══ RECORDED INFORMATION

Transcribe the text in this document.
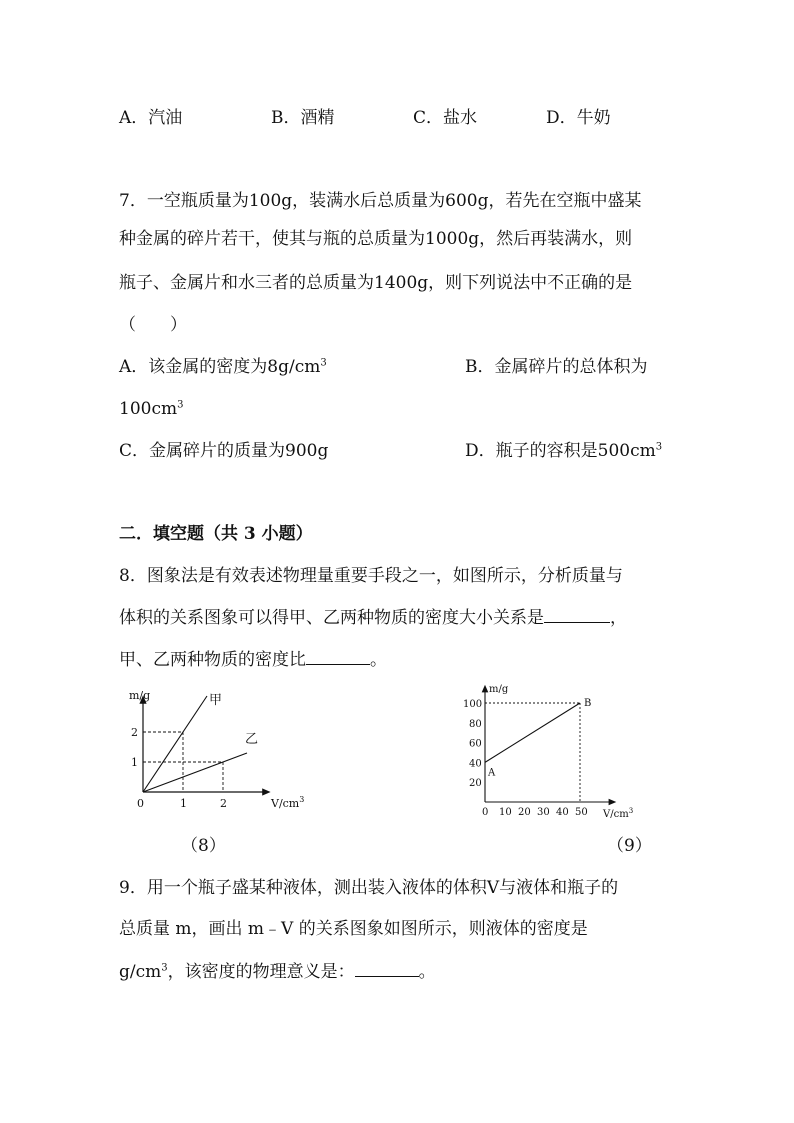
A．汽油	B．酒精	C．盐水	D．牛奶
7．一空瓶质量为100g，装满水后总质量为600g，若先在空瓶中盛某
种金属的碎片若干，使其与瓶的总质量为1000g，然后再装满水，则
瓶子、金属片和水三者的总质量为1400g，则下列说法中不正确的是
（　　）
A．该金属的密度为$8g/cm^3$	B．金属碎片的总体积为
$100cm^3$
C．金属碎片的质量为900g	D．瓶子的容积是$500cm^3$
二．填空题（共 3 小题）
8．图象法是有效表述物理量重要手段之一，如图所示，分析质量与
体积的关系图象可以得甲、乙两种物质的密度大小关系是	，
甲、乙两种物质的密度比	。
1	2
1
2
m/g
$V/cm^3$
0
甲
乙
（8）
0 10 20 30 40 50
20
40
60
80
100
A
B
m/g
$V/cm^3$
（9）
9．用一个瓶子盛某种液体，测出装入液体的体积V与液体和瓶子的
总质量 m，画出 m﹣V 的关系图象如图所示，则液体的密度是
$g/cm^3$，该密度的物理意义是：	。
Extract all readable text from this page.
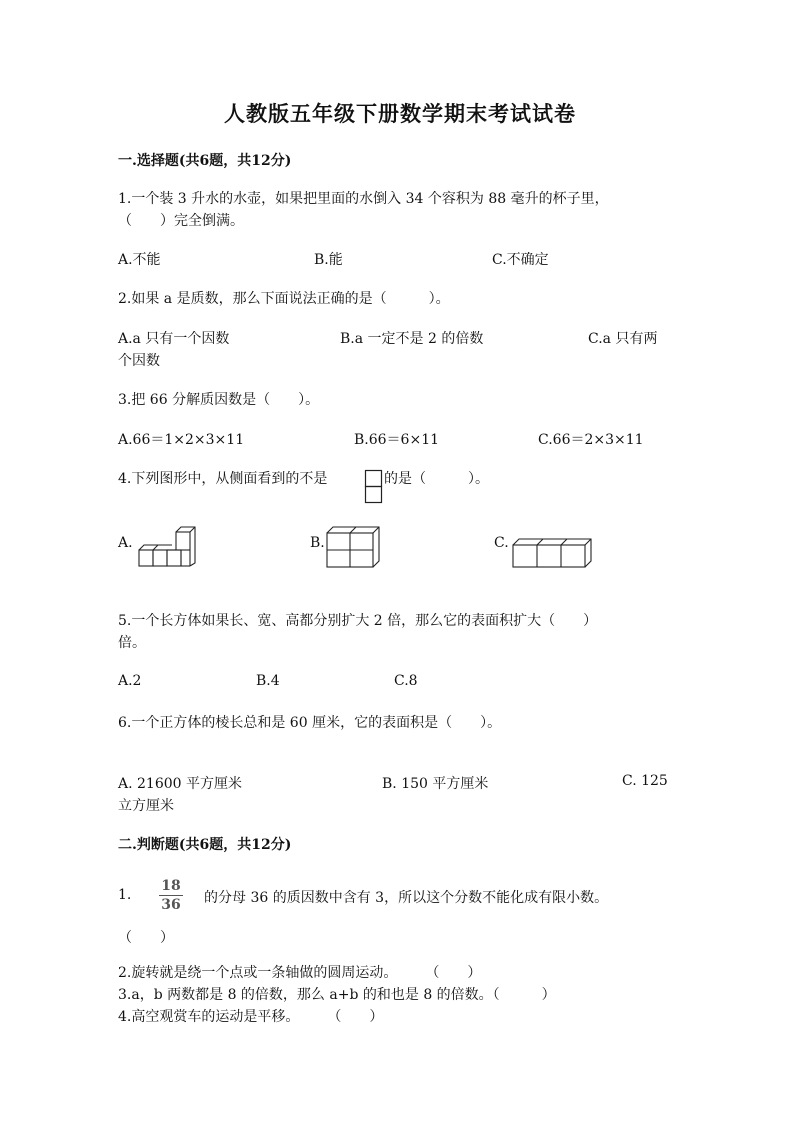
人教版五年级下册数学期末考试试卷
一.选择题(共6题，共12分)
1.一个装 3 升水的水壶，如果把里面的水倒入 34 个容积为 88 毫升的杯子里，
（　　）完全倒满。
A.不能	B.能	C.不确定
2.如果 a 是质数，那么下面说法正确的是（　　　）。
A.a 只有一个因数	B.a 一定不是 2 的倍数	C.a 只有两
个因数
3.把 66 分解质因数是（　　）。
A.66＝1×2×3×11	B.66＝6×11	C.66＝2×3×11
4.下列图形中，从侧面看到的不是	的是（　　　）。
A.	B.	C.
5.一个长方体如果长、宽、高都分别扩大 2 倍，那么它的表面积扩大（　　）
倍。
A.2	B.4	C.8
6.一个正方体的棱长总和是 60 厘米，它的表面积是（　　）。
A. 21600 平方厘米	B. 150 平方厘米	C. 125
立方厘米
二.判断题(共6题，共12分)
1.
18
36	的分母 36 的质因数中含有 3，所以这个分数不能化成有限小数。
（　　）
2.旋转就是绕一个点或一条轴做的圆周运动。　　　（　　）
3.a，b 两数都是 8 的倍数，那么 a+b 的和也是 8 的倍数。（　　　）
4.高空观赏车的运动是平移。　　　（　　）
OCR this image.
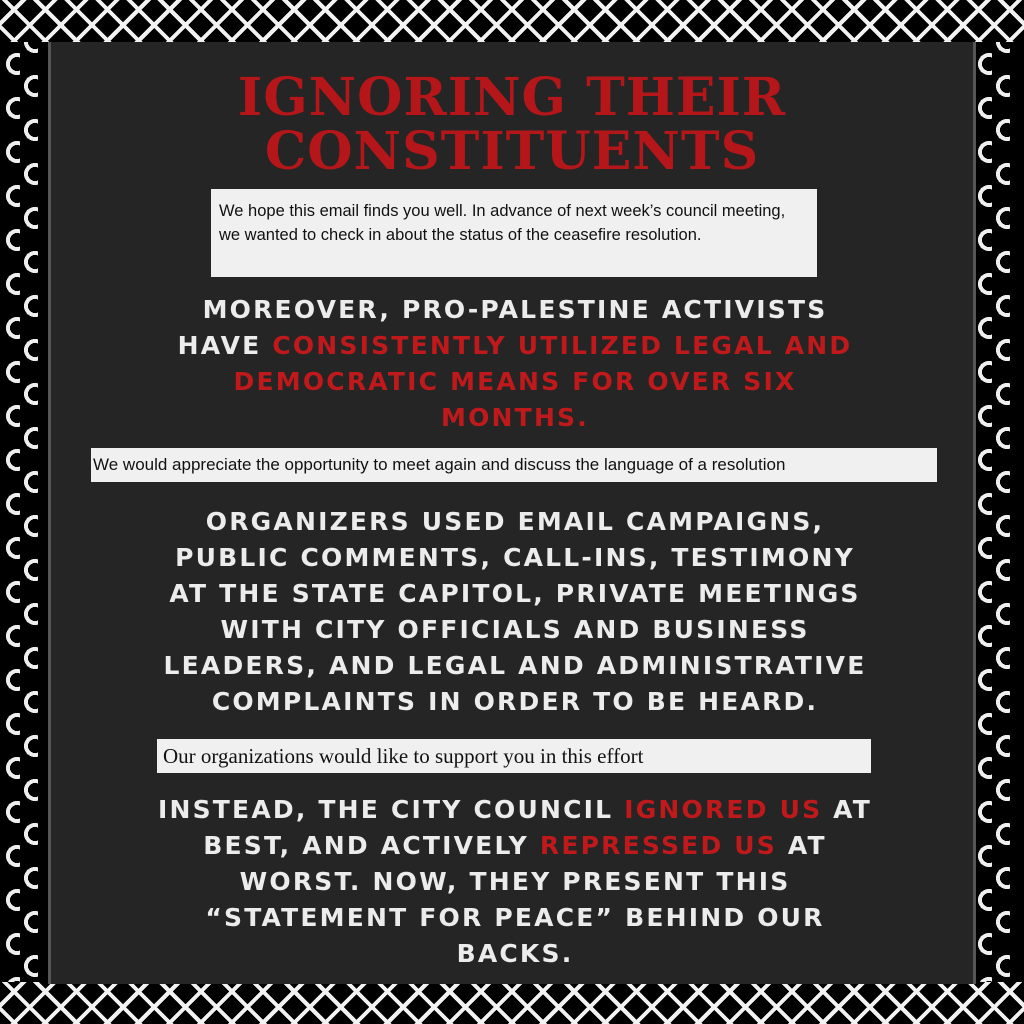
IGNORING THEIR
CONSTITUENTS
We hope this email finds you well. In advance of next week’s council meeting, we wanted to check in about the status of the ceasefire resolution.
MOREOVER, PRO-PALESTINE ACTIVISTS
HAVE CONSISTENTLY UTILIZED LEGAL AND
DEMOCRATIC MEANS FOR OVER SIX
MONTHS.
We would appreciate the opportunity to meet again and discuss the language of a resolution
ORGANIZERS USED EMAIL CAMPAIGNS,
PUBLIC COMMENTS, CALL-INS, TESTIMONY
AT THE STATE CAPITOL, PRIVATE MEETINGS
WITH CITY OFFICIALS AND BUSINESS
LEADERS, AND LEGAL AND ADMINISTRATIVE
COMPLAINTS IN ORDER TO BE HEARD.
Our organizations would like to support you in this effort
INSTEAD, THE CITY COUNCIL IGNORED US AT
BEST, AND ACTIVELY REPRESSED US AT
WORST. NOW, THEY PRESENT THIS
“STATEMENT FOR PEACE” BEHIND OUR
BACKS.
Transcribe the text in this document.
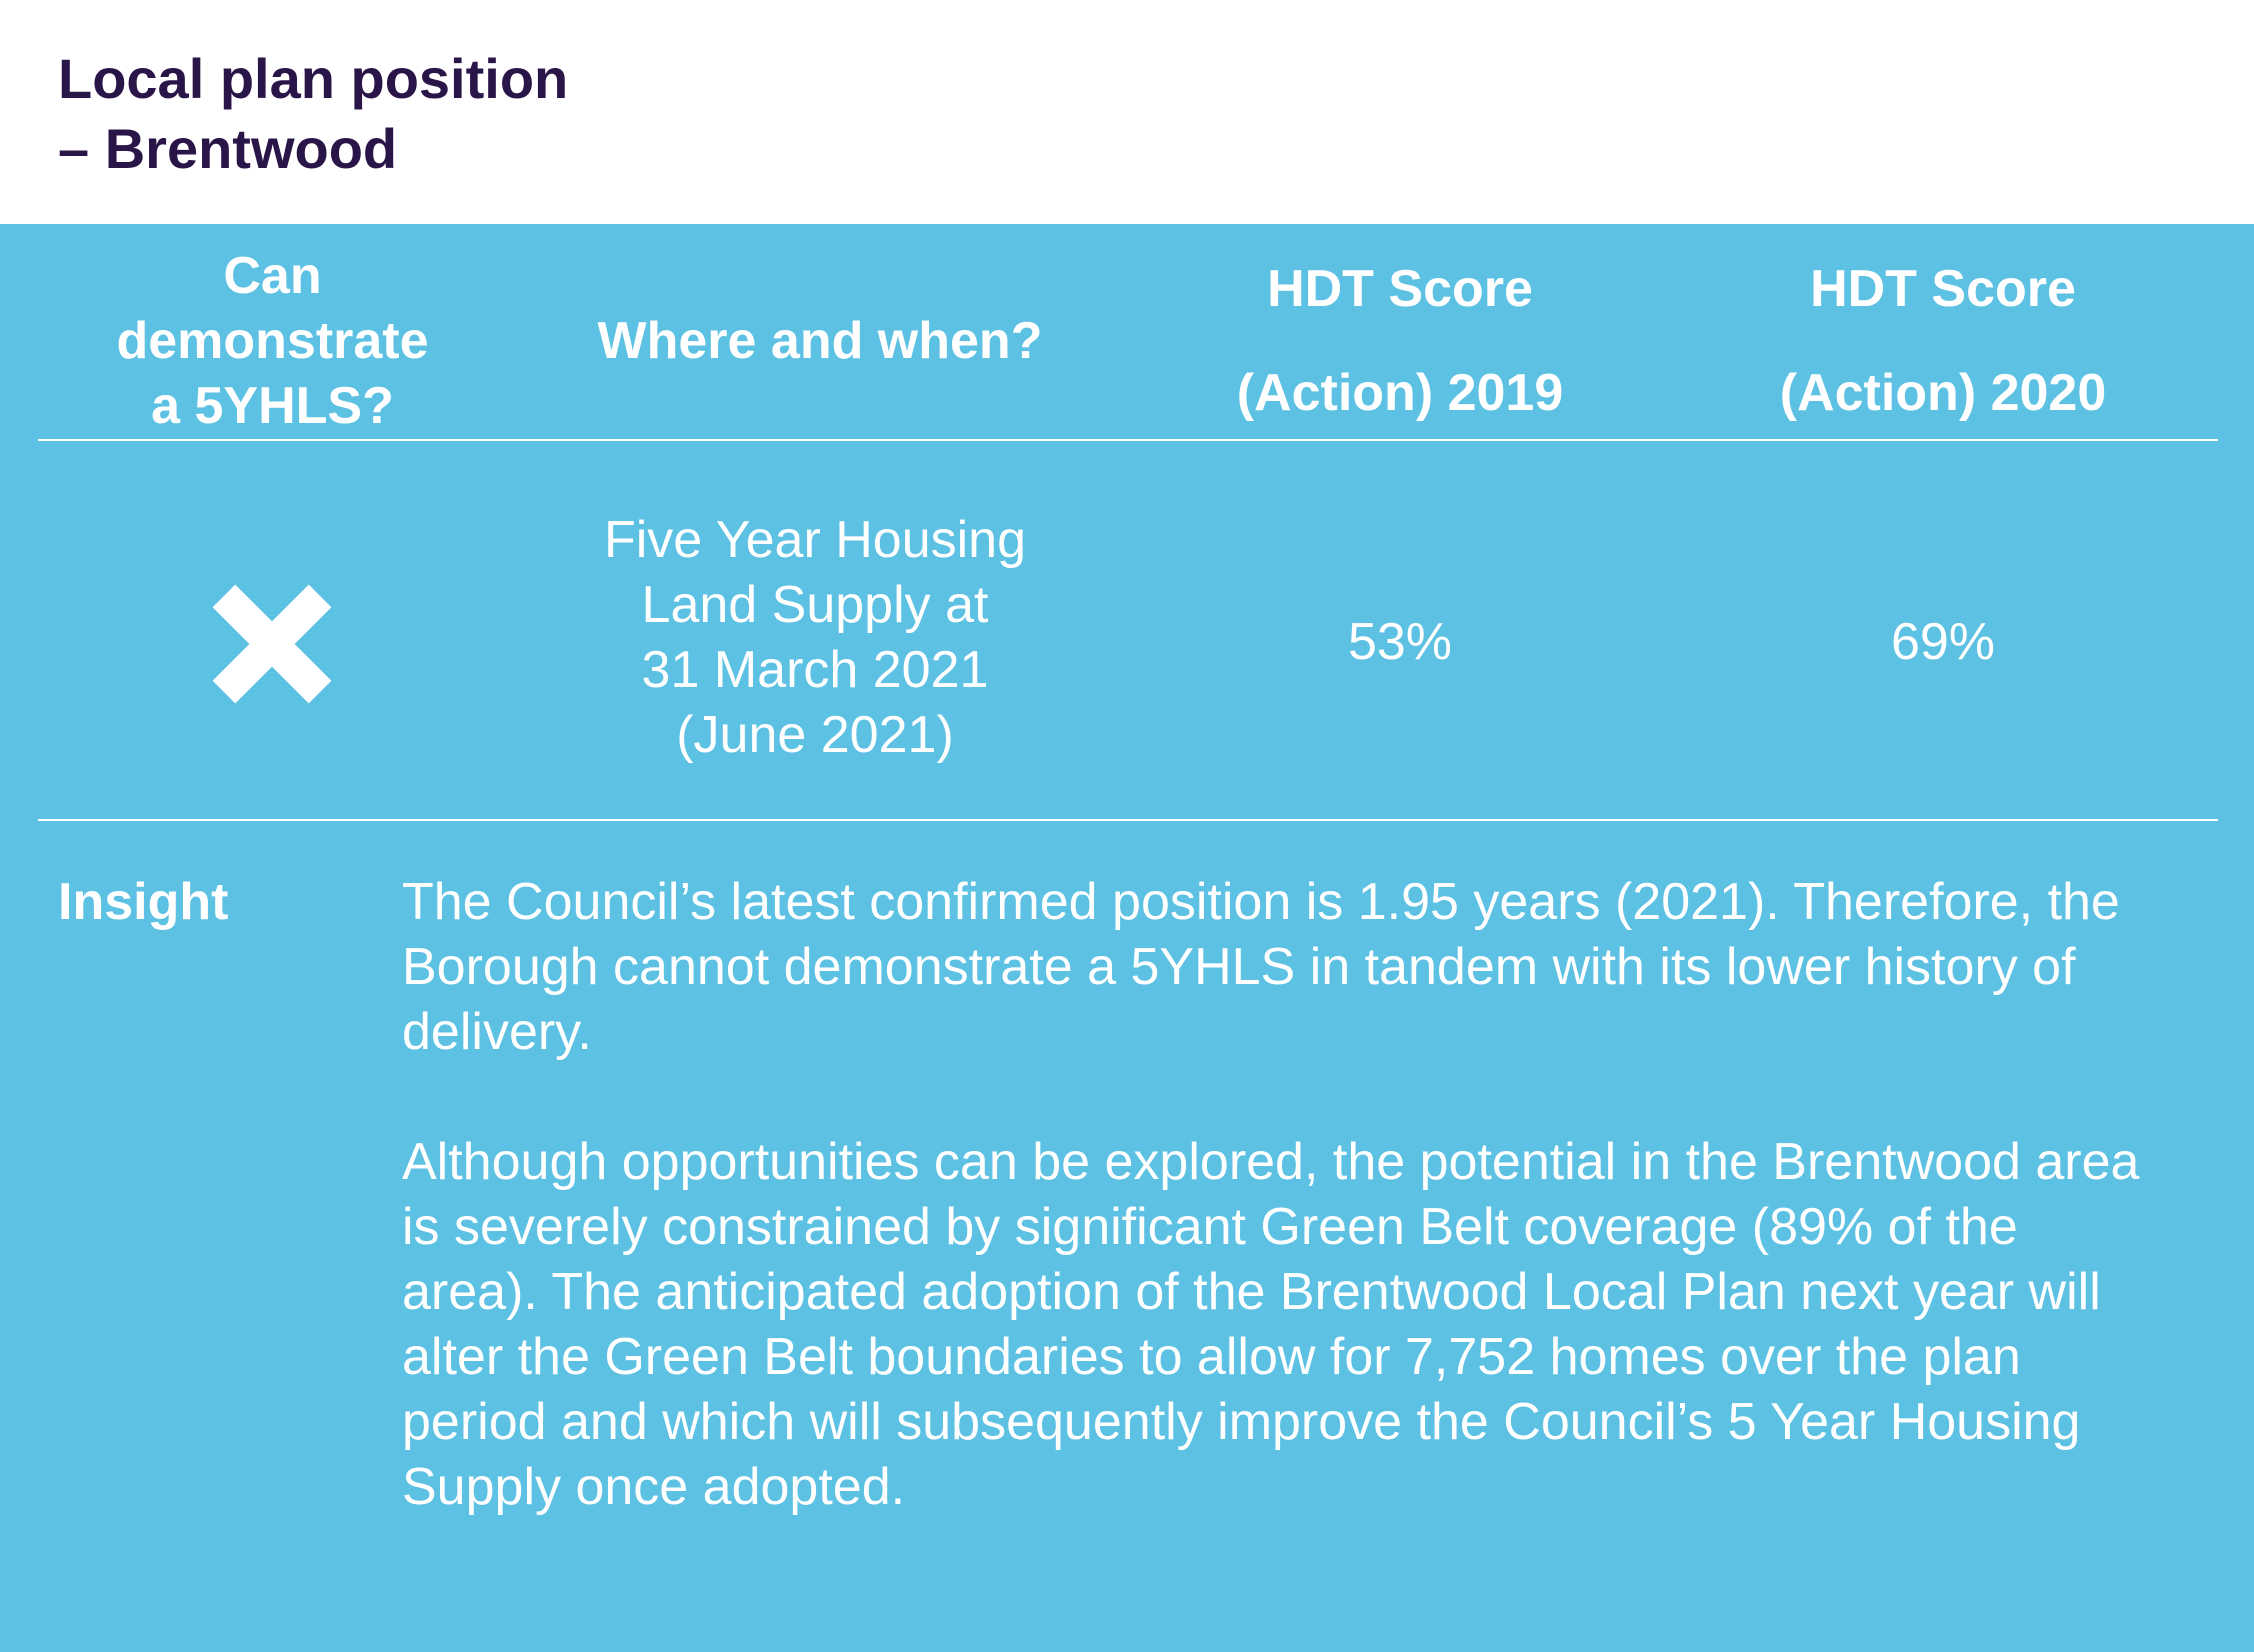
Local plan position
– Brentwood
Can
demonstrate
a 5YHLS?
Where and when?
HDT Score
(Action) 2019
HDT Score
(Action) 2020
Five Year Housing
Land Supply at
31 March 2021
(June 2021)
53%	69%
Insight	The Council’s latest confirmed position is 1.95 years (2021). Therefore, the Borough cannot demonstrate a 5YHLS in tandem with its lower history of delivery.

Although opportunities can be explored, the potential in the Brentwood area is severely constrained by significant Green Belt coverage (89% of the area). The anticipated adoption of the Brentwood Local Plan next year will alter the Green Belt boundaries to allow for 7,752 homes over the plan period and which will subsequently improve the Council’s 5 Year Housing Supply once adopted.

════

__GOAL__.
Generate a word-for-word copy of the preceding records, excluding all pictures.

__WRITTEN RESPONSE__.
Transcribe the text in this document.
A．汽油	B．酒精	C．盐水	D．牛奶
7．一空瓶质量为100g，装满水后总质量为600g，若先在空瓶中盛某
种金属的碎片若干，使其与瓶的总质量为1000g，然后再装满水，则
瓶子、金属片和水三者的总质量为1400g，则下列说法中不正确的是
（　　）
A．该金属的密度为$8g/cm^3$	B．金属碎片的总体积为
$100cm^3$
C．金属碎片的质量为900g	D．瓶子的容积是$500cm^3$
二．填空题（共 3 小题）
8．图象法是有效表述物理量重要手段之一，如图所示，分析质量与
体积的关系图象可以得甲、乙两种物质的密度大小关系是	，
甲、乙两种物质的密度比	。
1	2
1
2
m/g
$V/cm^3$
0
甲
乙
（8）
0 10 20 30 40 50
20
40
60
80
100
A
B
m/g
$V/cm^3$
（9）
9．用一个瓶子盛某种液体，测出装入液体的体积V与液体和瓶子的
总质量 m，画出 m﹣V 的关系图象如图所示，则液体的密度是
$g/cm^3$，该密度的物理意义是：	。
Extract all readable text from this page.
人教版五年级下册数学期末考试试卷
一.选择题(共6题，共12分)
1.一个装 3 升水的水壶，如果把里面的水倒入 34 个容积为 88 毫升的杯子里，
（　　）完全倒满。
A.不能	B.能	C.不确定
2.如果 a 是质数，那么下面说法正确的是（　　　）。
A.a 只有一个因数	B.a 一定不是 2 的倍数	C.a 只有两
个因数
3.把 66 分解质因数是（　　）。
A.66＝1×2×3×11	B.66＝6×11	C.66＝2×3×11
4.下列图形中，从侧面看到的不是	的是（　　　）。
A.	B.	C.
5.一个长方体如果长、宽、高都分别扩大 2 倍，那么它的表面积扩大（　　）
倍。
A.2	B.4	C.8
6.一个正方体的棱长总和是 60 厘米，它的表面积是（　　）。
A. 21600 平方厘米	B. 150 平方厘米	C. 125
立方厘米
二.判断题(共6题，共12分)
1.
18
36	的分母 36 的质因数中含有 3，所以这个分数不能化成有限小数。
（　　）
2.旋转就是绕一个点或一条轴做的圆周运动。　　　（　　）
3.a，b 两数都是 8 的倍数，那么 a+b 的和也是 8 的倍数。（　　　）
4.高空观赏车的运动是平移。　　　（　　）
OCR this image.
IGNORING THEIR
CONSTITUENTS
We hope this email finds you well. In advance of next week’s council meeting, we wanted to check in about the status of the ceasefire resolution.
MOREOVER, PRO-PALESTINE ACTIVISTS
HAVE CONSISTENTLY UTILIZED LEGAL AND
DEMOCRATIC MEANS FOR OVER SIX
MONTHS.
We would appreciate the opportunity to meet again and discuss the language of a resolution
ORGANIZERS USED EMAIL CAMPAIGNS,
PUBLIC COMMENTS, CALL-INS, TESTIMONY
AT THE STATE CAPITOL, PRIVATE MEETINGS
WITH CITY OFFICIALS AND BUSINESS
LEADERS, AND LEGAL AND ADMINISTRATIVE
COMPLAINTS IN ORDER TO BE HEARD.
Our organizations would like to support you in this effort
INSTEAD, THE CITY COUNCIL IGNORED US AT
BEST, AND ACTIVELY REPRESSED US AT
WORST. NOW, THEY PRESENT THIS
“STATEMENT FOR PEACE” BEHIND OUR
BACKS.
Transcribe the text in this document.
Local plan position
– Brentwood
Can
demonstrate
a 5YHLS?
Where and when?
HDT Score
(Action) 2019
HDT Score
(Action) 2020
Five Year Housing
Land Supply at
31 March 2021
(June 2021)
53%	69%
Insight	The Council’s latest confirmed position is 1.95 years (2021). Therefore, the Borough cannot demonstrate a 5YHLS in tandem with its lower history of delivery.

Although opportunities can be explored, the potential in the Brentwood area is severely constrained by significant Green Belt coverage (89% of the area). The anticipated adoption of the Brentwood Local Plan next year will alter the Green Belt boundaries to allow for 7,752 homes over the plan period and which will subsequently improve the Council’s 5 Year Housing Supply once adopted.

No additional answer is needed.